▸ **The task**:
Return all of the data exactly as written, without the pictures.

** START OF Data records **

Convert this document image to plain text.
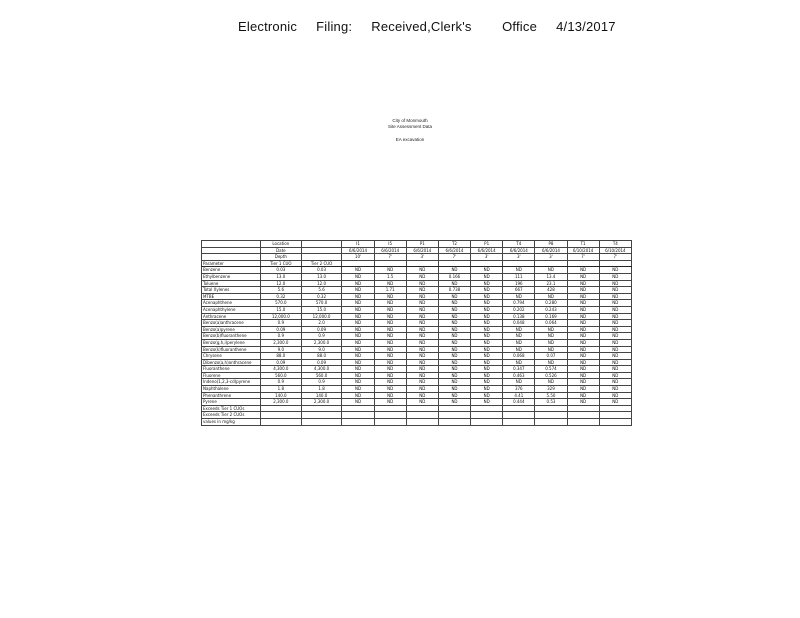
Electronic     Filing:     Received,Clerk's        Office     4/13/2017
City of Monmouth
Site Assessment Data
EA excavation
	Location		I1	I5	P1	T2	P1	T4	P8	T1	T4
	Date		6/6/2014	6/6/2014	6/6/2014	6/6/2014	6/6/2014	6/6/2014	6/6/2014	6/10/2014	6/10/2014
	Depth		10'	7'	3'	7'	3'	3'	3'	7'	7'
Parameter	Tier 1 CUO	Tier 2 CUO									
Benzene	0.03	0.03	ND	ND	ND	ND	ND	ND	ND	ND	ND
Ethylbenzene	13.0	13.0	ND	1.5	ND	0.166	ND	111	13.4	ND	ND
Toluene	12.0	12.0	ND	ND	ND	ND	ND	196	23.1	ND	ND
Total Xylenes	5.6	5.6	ND	1.71	ND	0.738	ND	667	428	ND	ND
MTBE	0.32	0.32	ND	ND	ND	ND	ND	ND	ND	ND	ND
Acenaphthene	570.0	570.0	ND	ND	ND	ND	ND	0.794	0.280	ND	ND
Acenaphthylene	15.0	15.0	ND	ND	ND	ND	ND	0.202	0.243	ND	ND
Anthracene	12,000.0	12,000.0	ND	ND	ND	ND	ND	0.138	0.169	ND	ND
Benzo(a)anthracene	0.9	2.0	ND	ND	ND	ND	ND	0.048	0.064	ND	ND
Benzo(a)pyrene	0.09	0.09	ND	ND	ND	ND	ND	ND	ND	ND	ND
Benzo(b)fluoranthene	0.9	0.9	ND	ND	ND	ND	ND	ND	ND	ND	ND
Benzo(g,h,i)perylene	2,300.0	2,300.0	ND	ND	ND	ND	ND	ND	ND	ND	ND
Benzo(k)fluoranthene	9.0	9.0	ND	ND	ND	ND	ND	ND	ND	ND	ND
Chrysene	88.0	88.0	ND	ND	ND	ND	ND	0.068	0.07	ND	ND
Dibenzo(a,h)anthracene	0.09	0.09	ND	ND	ND	ND	ND	ND	ND	ND	ND
Fluoranthene	4,300.0	4,300.0	ND	ND	ND	ND	ND	0.347	0.574	ND	ND
Fluorene	560.0	560.0	ND	ND	ND	ND	ND	0.463	0.526	ND	ND
Indeno(1,2,3-cd)pyrene	0.9	0.9	ND	ND	ND	ND	ND	ND	ND	ND	ND
Naphthalene	1.8	1.8	ND	ND	ND	ND	ND	376	329	ND	ND
Phenanthrene	140.0	140.0	ND	ND	ND	ND	ND	4.41	5.50	ND	ND
Pyrene	2,300.0	2,300.0	ND	ND	ND	ND	ND	0.444	0.53	ND	ND
Exceeds Tier 1 CUOs											
Exceeds Tier 2 CUOs											
values in mg/kg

** END OF Data records **

▸ **Answer**:
Convert this document image to plain text.
Electronic     Filing:     Received,Clerk's        Office     4/13/2017
City of Monmouth
Site Assessment Data
EA excavation
	Location		I1	I5	P1	T2	P1	T4	P8	T1	T4
	Date		6/6/2014	6/6/2014	6/6/2014	6/6/2014	6/6/2014	6/6/2014	6/6/2014	6/10/2014	6/10/2014
	Depth		10'	7'	3'	7'	3'	3'	3'	7'	7'
Parameter	Tier 1 CUO	Tier 2 CUO									
Benzene	0.03	0.03	ND	ND	ND	ND	ND	ND	ND	ND	ND
Ethylbenzene	13.0	13.0	ND	1.5	ND	0.166	ND	111	13.4	ND	ND
Toluene	12.0	12.0	ND	ND	ND	ND	ND	196	23.1	ND	ND
Total Xylenes	5.6	5.6	ND	1.71	ND	0.738	ND	667	428	ND	ND
MTBE	0.32	0.32	ND	ND	ND	ND	ND	ND	ND	ND	ND
Acenaphthene	570.0	570.0	ND	ND	ND	ND	ND	0.794	0.280	ND	ND
Acenaphthylene	15.0	15.0	ND	ND	ND	ND	ND	0.202	0.243	ND	ND
Anthracene	12,000.0	12,000.0	ND	ND	ND	ND	ND	0.138	0.169	ND	ND
Benzo(a)anthracene	0.9	2.0	ND	ND	ND	ND	ND	0.048	0.064	ND	ND
Benzo(a)pyrene	0.09	0.09	ND	ND	ND	ND	ND	ND	ND	ND	ND
Benzo(b)fluoranthene	0.9	0.9	ND	ND	ND	ND	ND	ND	ND	ND	ND
Benzo(g,h,i)perylene	2,300.0	2,300.0	ND	ND	ND	ND	ND	ND	ND	ND	ND
Benzo(k)fluoranthene	9.0	9.0	ND	ND	ND	ND	ND	ND	ND	ND	ND
Chrysene	88.0	88.0	ND	ND	ND	ND	ND	0.068	0.07	ND	ND
Dibenzo(a,h)anthracene	0.09	0.09	ND	ND	ND	ND	ND	ND	ND	ND	ND
Fluoranthene	4,300.0	4,300.0	ND	ND	ND	ND	ND	0.347	0.574	ND	ND
Fluorene	560.0	560.0	ND	ND	ND	ND	ND	0.463	0.526	ND	ND
Indeno(1,2,3-cd)pyrene	0.9	0.9	ND	ND	ND	ND	ND	ND	ND	ND	ND
Naphthalene	1.8	1.8	ND	ND	ND	ND	ND	376	329	ND	ND
Phenanthrene	140.0	140.0	ND	ND	ND	ND	ND	4.41	5.50	ND	ND
Pyrene	2,300.0	2,300.0	ND	ND	ND	ND	ND	0.444	0.53	ND	ND
Exceeds Tier 1 CUOs											
Exceeds Tier 2 CUOs											
values in mg/kg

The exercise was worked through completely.